_GOAL_
In how many lines does the string "языке" appear? Answer with the number only.

_EXERCISE MATERIAL_
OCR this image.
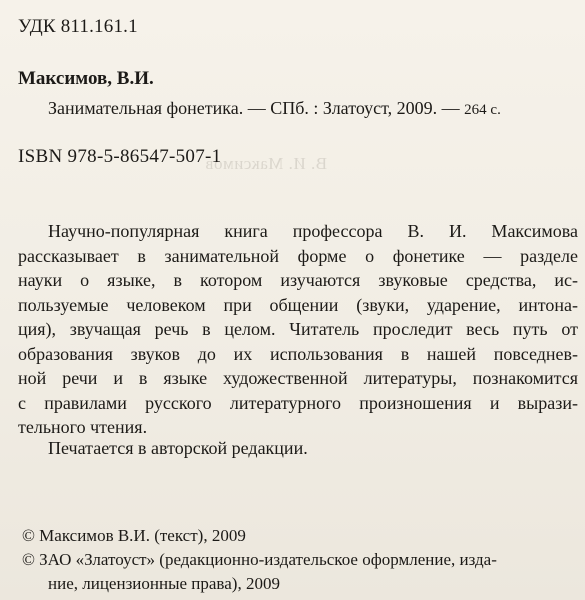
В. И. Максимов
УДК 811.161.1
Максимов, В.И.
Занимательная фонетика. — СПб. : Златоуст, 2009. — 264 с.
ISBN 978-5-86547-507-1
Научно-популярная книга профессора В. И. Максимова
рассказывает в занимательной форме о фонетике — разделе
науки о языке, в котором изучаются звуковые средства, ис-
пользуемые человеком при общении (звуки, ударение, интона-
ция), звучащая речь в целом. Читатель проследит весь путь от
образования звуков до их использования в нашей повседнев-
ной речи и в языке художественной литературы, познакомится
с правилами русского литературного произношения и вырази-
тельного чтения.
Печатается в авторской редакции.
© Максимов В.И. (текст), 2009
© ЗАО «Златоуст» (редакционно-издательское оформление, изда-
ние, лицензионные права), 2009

_IN RESPONSE_
2